● **SET TASK**
For the passage on how compressed air moves through the cylinder body, decide whether each statement agrees with it, answering yes or no and quoting the exact words that settle it: 1. A wall is provided on the air intake port side of the compressed air exit port. 2. The compressed air flows along the protuberance surface toward the air blowout port side because of the Coanda effect. 3. The compressed air exit port has to be made wider.

● **TEXT EXTRACT**
------------------------------------

ADVANTAGEOUS EFFECTS OF INVENTION
[0014] In the first aspect of the present disclosure, the compressed air introduced in the
compressed air introduction part is then introduced from the compressed air exit port
to the air passage in an interior of the cylinder body to advance linearly toward
the radially inner side of the cylinder body. While the annular protuberance surface
portion is provided on the air blowout port side of the compressed air exit port,
no wall is provided on the air intake port side of the compressed air exit port. Thus,
the compressed air introduced from the compressed air exit port into the air passage
flows smoothly along the protuberance surface of the annular protuberance surface
portion toward the air blowout port side due to the Coanda effect. In this manner,
the compressed air is introduced into the air passage to be directed toward the air
blowout port side of the air passage, thus resulting in producing the air flow in
the air passage. The compressed air exit port is slot-shaped extending toward the
radial direction of the cylinder body and thus the cross-sectional shape of the cylinder
body inner circumferential surface forming the compressed air exit port on the air
intake port side is not acute angled. The phenomenon that a part of the compressed
air introduced from the compressed air exit port into the air passage advances toward
the air intake port is less likely to occur. This enables reduced energy loss around
the compressed air exit port and increased volume flow rate of the air in the air
passage. The compressed air exit port does not need to be wider and thus the flow
rate of the compressed air introduced from the compressed air introduction part into
the air passage is not reduced. Moreover, the cylinder body inner circumferential
surface on the air intake port side of the compressed air exit port is positioned
radially outwards from the cylinder body inner circumferential surface on the air
blowout port side. The air intake port is thus designed to have a larger diameter,
enabling increased air intake volume in the air intake port.

------------------------------------

[Records in a dataset]
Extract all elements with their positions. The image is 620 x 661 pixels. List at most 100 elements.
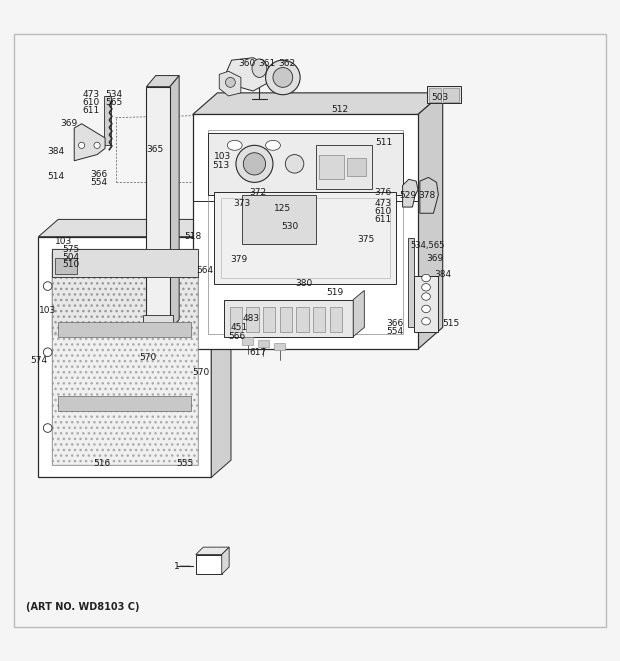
Text: 451: 451 — [231, 323, 247, 332]
Text: 610: 610 — [374, 207, 391, 216]
Text: 103: 103 — [55, 237, 72, 245]
Text: 511: 511 — [376, 137, 392, 147]
Bar — [257, 340, 268, 347]
Text: 575: 575 — [62, 245, 79, 254]
Polygon shape — [222, 547, 229, 574]
Text: 375: 375 — [357, 235, 374, 245]
Text: 554: 554 — [91, 178, 107, 187]
Bar — [429, 88, 441, 102]
Text: 515: 515 — [442, 319, 459, 328]
Text: 369: 369 — [427, 254, 444, 263]
Text: 483: 483 — [243, 314, 260, 323]
Bar — [196, 555, 222, 574]
Text: 519: 519 — [326, 288, 343, 297]
Text: 534,565: 534,565 — [410, 241, 445, 250]
Polygon shape — [196, 547, 229, 555]
Bar — [316, 145, 372, 188]
Ellipse shape — [422, 284, 430, 291]
Ellipse shape — [228, 140, 242, 150]
Bar — [143, 315, 173, 330]
Text: 516: 516 — [94, 459, 110, 468]
Text: 518: 518 — [184, 232, 202, 241]
Bar — [313, 307, 326, 332]
Text: 473: 473 — [82, 90, 99, 99]
Text: 365: 365 — [146, 145, 163, 154]
Bar — [280, 307, 292, 332]
Bar — [319, 155, 344, 179]
Text: 384: 384 — [47, 147, 64, 156]
Text: 529: 529 — [399, 192, 416, 200]
Text: 366: 366 — [386, 319, 404, 328]
Polygon shape — [193, 93, 443, 114]
Bar — [330, 307, 342, 332]
Bar — [146, 87, 170, 330]
Text: 503: 503 — [431, 93, 448, 102]
Ellipse shape — [43, 424, 52, 432]
Bar — [55, 258, 77, 274]
Ellipse shape — [94, 142, 100, 149]
Bar — [347, 158, 366, 176]
Bar — [215, 192, 396, 284]
Text: 380: 380 — [295, 279, 312, 288]
Bar — [274, 343, 285, 350]
Text: 565: 565 — [106, 98, 123, 107]
Bar — [407, 238, 414, 327]
Ellipse shape — [243, 153, 265, 175]
Text: 1: 1 — [174, 562, 180, 571]
Polygon shape — [353, 290, 365, 336]
Bar — [52, 249, 198, 465]
Polygon shape — [226, 58, 268, 91]
Bar — [193, 114, 418, 349]
Text: 513: 513 — [212, 161, 229, 170]
Bar — [221, 198, 390, 278]
Polygon shape — [420, 177, 438, 214]
Text: 570: 570 — [140, 352, 157, 362]
Ellipse shape — [226, 77, 236, 87]
Text: 360: 360 — [239, 59, 255, 67]
Text: 510: 510 — [62, 260, 79, 269]
Bar — [38, 237, 211, 477]
Bar — [208, 133, 402, 195]
Ellipse shape — [422, 293, 430, 300]
Bar — [224, 299, 353, 336]
Text: 504: 504 — [62, 253, 79, 262]
Text: 514: 514 — [47, 172, 64, 180]
Bar — [208, 130, 402, 334]
Bar — [58, 396, 192, 410]
Text: 574: 574 — [30, 356, 47, 365]
Bar — [414, 276, 438, 332]
Bar — [443, 88, 459, 102]
Text: 530: 530 — [281, 222, 299, 231]
Bar — [263, 307, 275, 332]
Bar — [246, 307, 259, 332]
Text: 610: 610 — [82, 98, 100, 107]
Text: 566: 566 — [229, 332, 246, 341]
Ellipse shape — [236, 145, 273, 182]
Text: 103: 103 — [39, 305, 56, 315]
Bar — [230, 307, 242, 332]
Ellipse shape — [79, 142, 85, 149]
Text: 611: 611 — [82, 106, 100, 115]
Text: 554: 554 — [387, 327, 404, 336]
Text: ReplacementParts.com: ReplacementParts.com — [237, 324, 383, 337]
Bar — [52, 249, 198, 465]
Polygon shape — [402, 179, 418, 207]
Text: 555: 555 — [177, 459, 194, 468]
Text: 378: 378 — [418, 192, 436, 200]
Bar — [52, 253, 198, 335]
Text: 372: 372 — [249, 188, 266, 198]
Text: 379: 379 — [231, 255, 247, 264]
Bar — [427, 86, 461, 103]
Ellipse shape — [422, 317, 430, 325]
Ellipse shape — [43, 282, 52, 290]
Ellipse shape — [43, 348, 52, 356]
Bar — [104, 96, 110, 145]
Polygon shape — [170, 75, 179, 330]
Polygon shape — [74, 124, 105, 161]
Ellipse shape — [252, 59, 267, 77]
Text: 373: 373 — [234, 199, 250, 208]
Ellipse shape — [265, 140, 280, 150]
Ellipse shape — [265, 60, 300, 95]
Text: 534: 534 — [106, 90, 123, 99]
Text: 369: 369 — [61, 119, 78, 128]
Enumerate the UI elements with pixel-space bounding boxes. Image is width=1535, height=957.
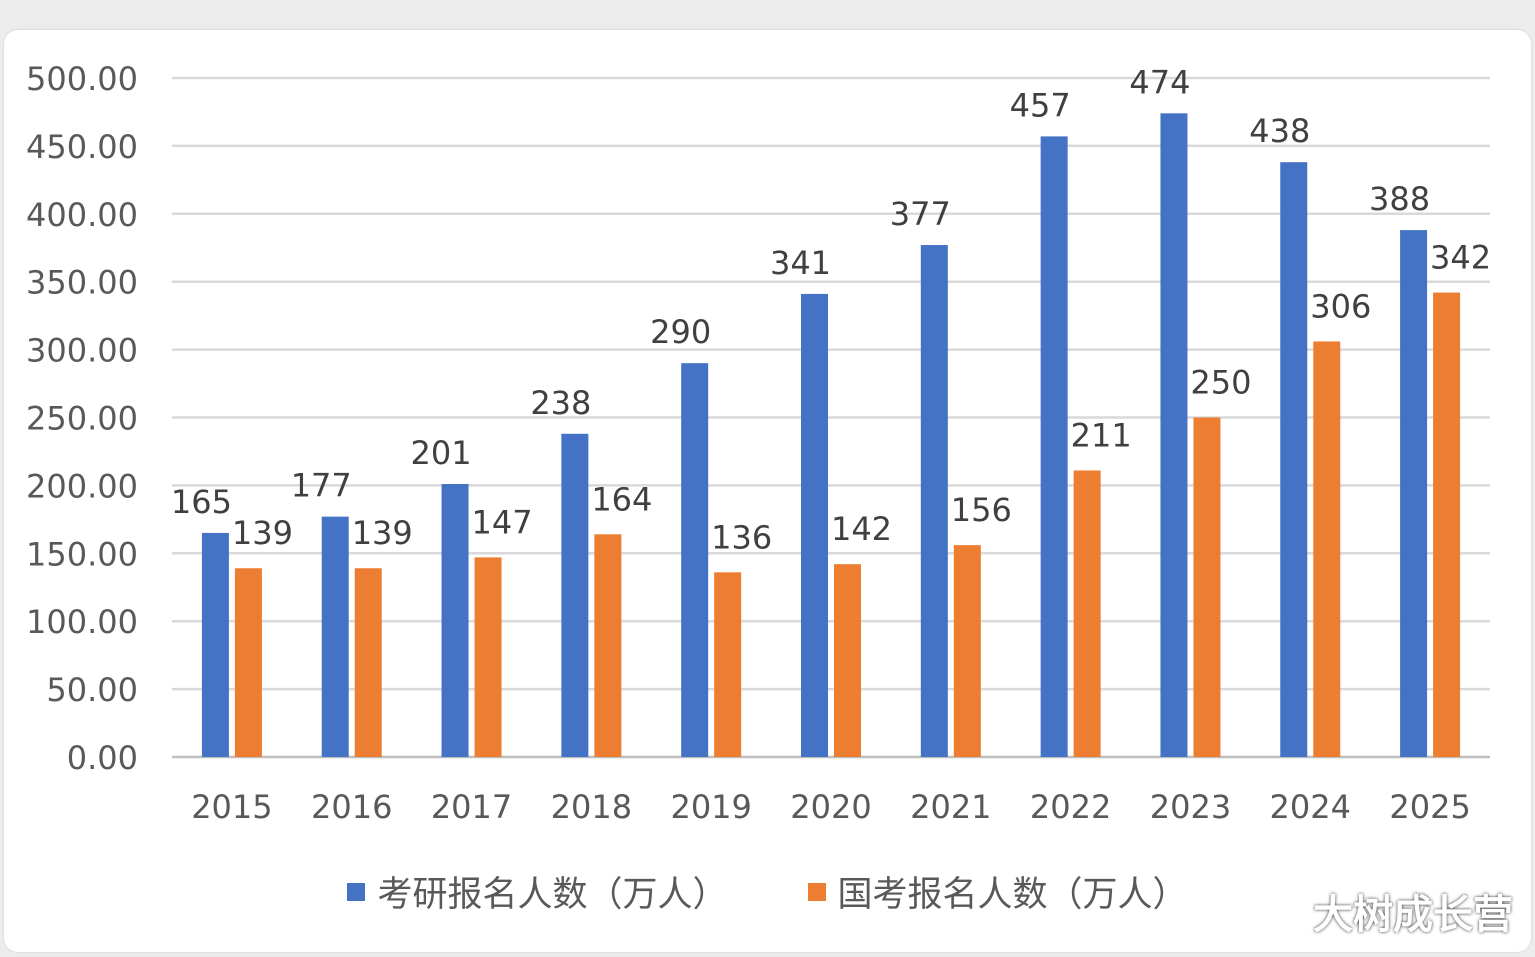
data-label-series-2: 156: [951, 491, 1012, 529]
x-tick-label: 2019: [670, 788, 751, 826]
y-tick-label: 400.00: [26, 196, 138, 234]
data-label-series-2: 147: [472, 503, 533, 541]
data-label-series-1: 201: [411, 434, 472, 472]
bar-series-1: [920, 245, 948, 757]
data-label-series-1: 165: [171, 483, 232, 521]
gridlines: [172, 76, 1490, 759]
data-label-series-2: 306: [1310, 287, 1371, 325]
y-tick-label: 100.00: [26, 603, 138, 641]
legend-item-series-2: 国考报名人数（万人）: [807, 866, 1188, 917]
bar-series-1: [561, 433, 589, 757]
y-axis-ticks: 0.00 50.00 100.00 150.00 200.00 250.00 300.00 3…: [26, 60, 138, 777]
y-tick-label: 200.00: [26, 467, 138, 505]
data-label-series-2: 342: [1430, 239, 1491, 277]
x-axis-ticks: 2015 2016 2017 2018 2019 2020 2021 2022 2023 2024…: [191, 788, 1471, 826]
x-tick-label: 2025: [1389, 788, 1470, 826]
y-tick-label: 250.00: [26, 400, 138, 438]
x-tick-label: 2023: [1150, 788, 1231, 826]
legend-item-series-1: 考研报名人数（万人）: [347, 866, 728, 917]
bar-series-2: [1313, 341, 1341, 757]
x-tick-label: 2021: [910, 788, 991, 826]
bar-series-1: [1400, 230, 1428, 757]
bar-series-2: [594, 534, 622, 757]
bar-series-1: [1280, 162, 1308, 758]
chart-card: [4, 30, 1531, 952]
x-tick-label: 2020: [790, 788, 871, 826]
data-label-series-2: 139: [352, 514, 413, 552]
data-label-series-1: 474: [1129, 63, 1190, 101]
bar-series-2: [234, 568, 262, 757]
data-label-series-2: 139: [232, 514, 293, 552]
data-label-series-1: 177: [291, 467, 352, 505]
data-label-series-1: 438: [1249, 112, 1310, 150]
bar-series-1: [1160, 113, 1188, 758]
bar-series-2: [1193, 417, 1221, 757]
bar-series-2: [834, 564, 861, 757]
bar-series-2: [714, 572, 742, 757]
bar-series-1: [321, 516, 349, 757]
bar-series-1: [441, 484, 469, 757]
bar-series-2: [953, 545, 981, 757]
y-tick-label: 500.00: [26, 60, 138, 98]
legend-label-series-1: 考研报名人数（万人）: [377, 875, 728, 915]
legend: 考研报名人数（万人） 国考报名人数（万人）: [0, 866, 1535, 917]
data-label-series-1: 290: [650, 313, 711, 351]
bars: [201, 113, 1461, 758]
bar-series-2: [354, 568, 382, 757]
bar-series-1: [201, 532, 229, 757]
data-label-series-2: 136: [711, 518, 772, 556]
data-label-series-1: 377: [890, 195, 951, 233]
data-label-series-2: 250: [1190, 364, 1251, 402]
data-label-series-1: 457: [1010, 86, 1071, 124]
bar-series-2: [1433, 292, 1461, 757]
x-tick-label: 2018: [551, 788, 632, 826]
legend-swatch-series-1: [347, 882, 366, 901]
data-label-series-2: 211: [1071, 416, 1132, 454]
legend-label-series-2: 国考报名人数（万人）: [837, 875, 1188, 915]
x-tick-label: 2015: [191, 788, 272, 826]
y-tick-label: 300.00: [26, 332, 138, 370]
bar-series-2: [1073, 470, 1101, 757]
data-labels: 1651391771392011472381642901363411423771…: [171, 63, 1491, 556]
data-label-series-1: 238: [530, 384, 591, 422]
legend-swatch-series-2: [807, 882, 826, 901]
bar-series-1: [681, 363, 709, 757]
bar-series-1: [801, 293, 828, 757]
data-label-series-1: 388: [1369, 180, 1430, 218]
data-label-series-1: 341: [770, 244, 831, 282]
x-tick-label: 2024: [1270, 788, 1351, 826]
data-label-series-2: 142: [831, 510, 892, 548]
watermark: 大树成长营: [1313, 892, 1513, 938]
x-tick-label: 2022: [1030, 788, 1111, 826]
y-tick-label: 450.00: [26, 128, 138, 166]
bar-series-1: [1040, 136, 1068, 758]
data-label-series-2: 164: [591, 480, 652, 518]
x-tick-label: 2016: [311, 788, 392, 826]
y-tick-label: 350.00: [26, 264, 138, 302]
y-tick-label: 150.00: [26, 535, 138, 573]
y-tick-label: 50.00: [46, 671, 138, 709]
x-tick-label: 2017: [431, 788, 512, 826]
bar-series-2: [474, 557, 502, 757]
y-tick-label: 0.00: [67, 739, 138, 777]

------------------------------------

● **WRITTEN RESPONSE**
1. No: "no wall is provided on the air intake port side of the compressed air exit port"
2. Yes: "flows smoothly along the protuberance surface of the annular protuberance surface portion toward the air blowout port side due to the Coanda effect"
3. No: "The compressed air exit port does not need to be wider"